### TASK TO COMPLETE
Only a number is required: how many lines of the material contain the word "screenshot"?
------ GIVEN RECORDS
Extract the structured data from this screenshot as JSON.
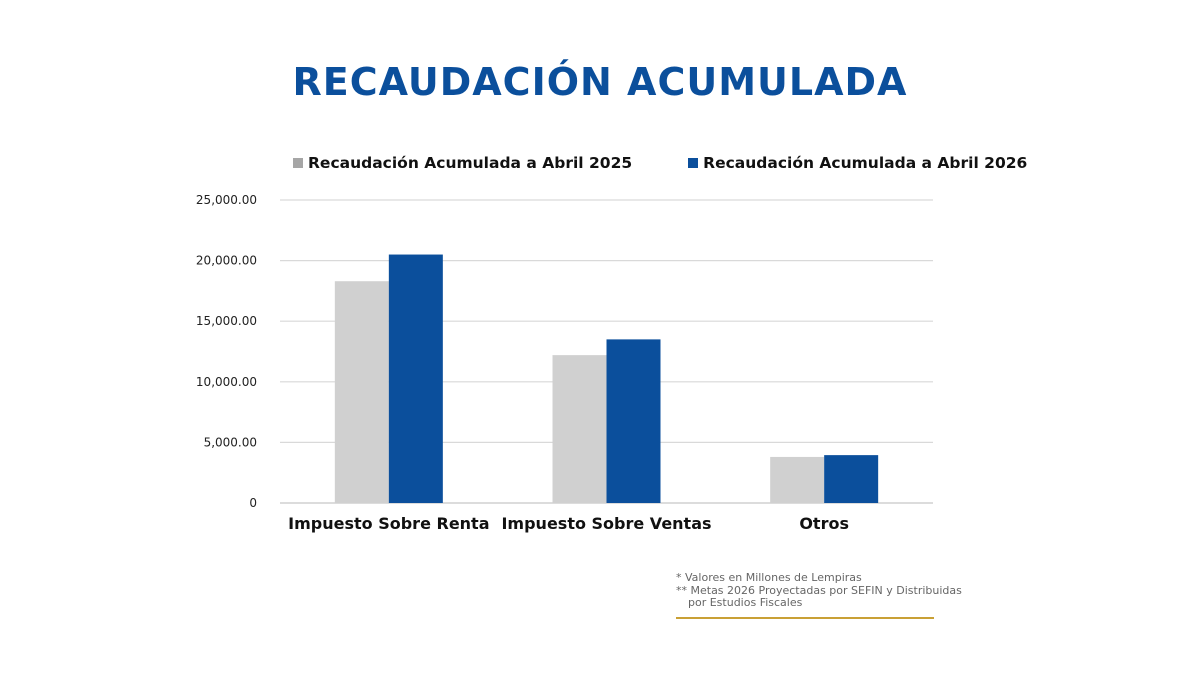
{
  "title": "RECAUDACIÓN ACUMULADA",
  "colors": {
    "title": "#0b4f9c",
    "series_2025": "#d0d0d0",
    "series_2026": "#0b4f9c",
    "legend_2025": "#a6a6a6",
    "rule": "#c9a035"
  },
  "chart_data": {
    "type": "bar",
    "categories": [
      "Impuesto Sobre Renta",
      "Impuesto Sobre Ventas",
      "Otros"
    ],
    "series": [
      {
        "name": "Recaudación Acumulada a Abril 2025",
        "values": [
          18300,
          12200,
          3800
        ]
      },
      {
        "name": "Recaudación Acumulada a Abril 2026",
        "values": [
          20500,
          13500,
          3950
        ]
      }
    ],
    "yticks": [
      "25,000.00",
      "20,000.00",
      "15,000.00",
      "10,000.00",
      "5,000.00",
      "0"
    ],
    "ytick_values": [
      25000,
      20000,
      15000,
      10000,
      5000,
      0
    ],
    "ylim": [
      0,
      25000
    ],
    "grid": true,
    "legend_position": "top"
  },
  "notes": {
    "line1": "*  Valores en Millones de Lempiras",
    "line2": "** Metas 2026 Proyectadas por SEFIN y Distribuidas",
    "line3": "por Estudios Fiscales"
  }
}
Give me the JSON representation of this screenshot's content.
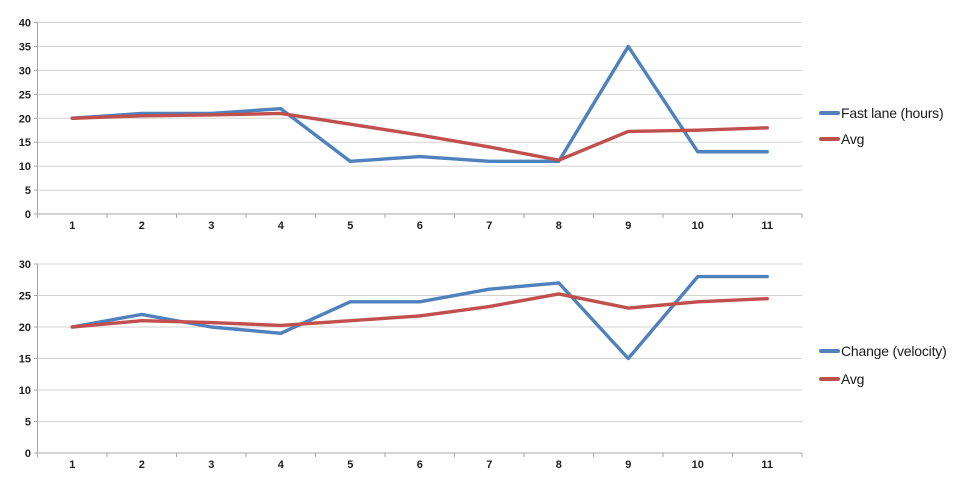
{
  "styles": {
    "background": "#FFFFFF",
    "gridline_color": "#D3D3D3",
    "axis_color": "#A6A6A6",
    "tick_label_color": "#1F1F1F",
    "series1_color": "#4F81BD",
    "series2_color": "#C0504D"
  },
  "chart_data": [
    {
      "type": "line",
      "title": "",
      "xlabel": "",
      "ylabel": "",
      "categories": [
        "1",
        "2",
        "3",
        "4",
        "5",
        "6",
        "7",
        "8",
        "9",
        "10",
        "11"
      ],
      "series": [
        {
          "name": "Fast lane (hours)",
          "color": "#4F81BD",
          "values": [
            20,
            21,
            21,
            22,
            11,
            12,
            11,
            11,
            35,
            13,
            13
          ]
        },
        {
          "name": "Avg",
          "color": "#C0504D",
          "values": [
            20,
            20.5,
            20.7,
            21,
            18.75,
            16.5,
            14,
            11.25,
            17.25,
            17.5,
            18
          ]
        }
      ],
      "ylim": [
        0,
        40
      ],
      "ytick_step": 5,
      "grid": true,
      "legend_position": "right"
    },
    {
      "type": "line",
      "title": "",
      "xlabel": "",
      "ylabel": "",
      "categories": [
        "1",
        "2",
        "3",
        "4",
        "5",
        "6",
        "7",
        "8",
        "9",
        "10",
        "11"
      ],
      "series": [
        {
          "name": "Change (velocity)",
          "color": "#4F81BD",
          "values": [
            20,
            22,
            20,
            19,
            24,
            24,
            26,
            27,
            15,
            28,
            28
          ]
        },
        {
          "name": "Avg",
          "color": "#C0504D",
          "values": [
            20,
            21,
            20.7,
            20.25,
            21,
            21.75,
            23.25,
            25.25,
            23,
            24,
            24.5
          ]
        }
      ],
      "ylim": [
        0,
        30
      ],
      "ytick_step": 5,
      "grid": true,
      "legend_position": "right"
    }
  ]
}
------------
### REPLY
2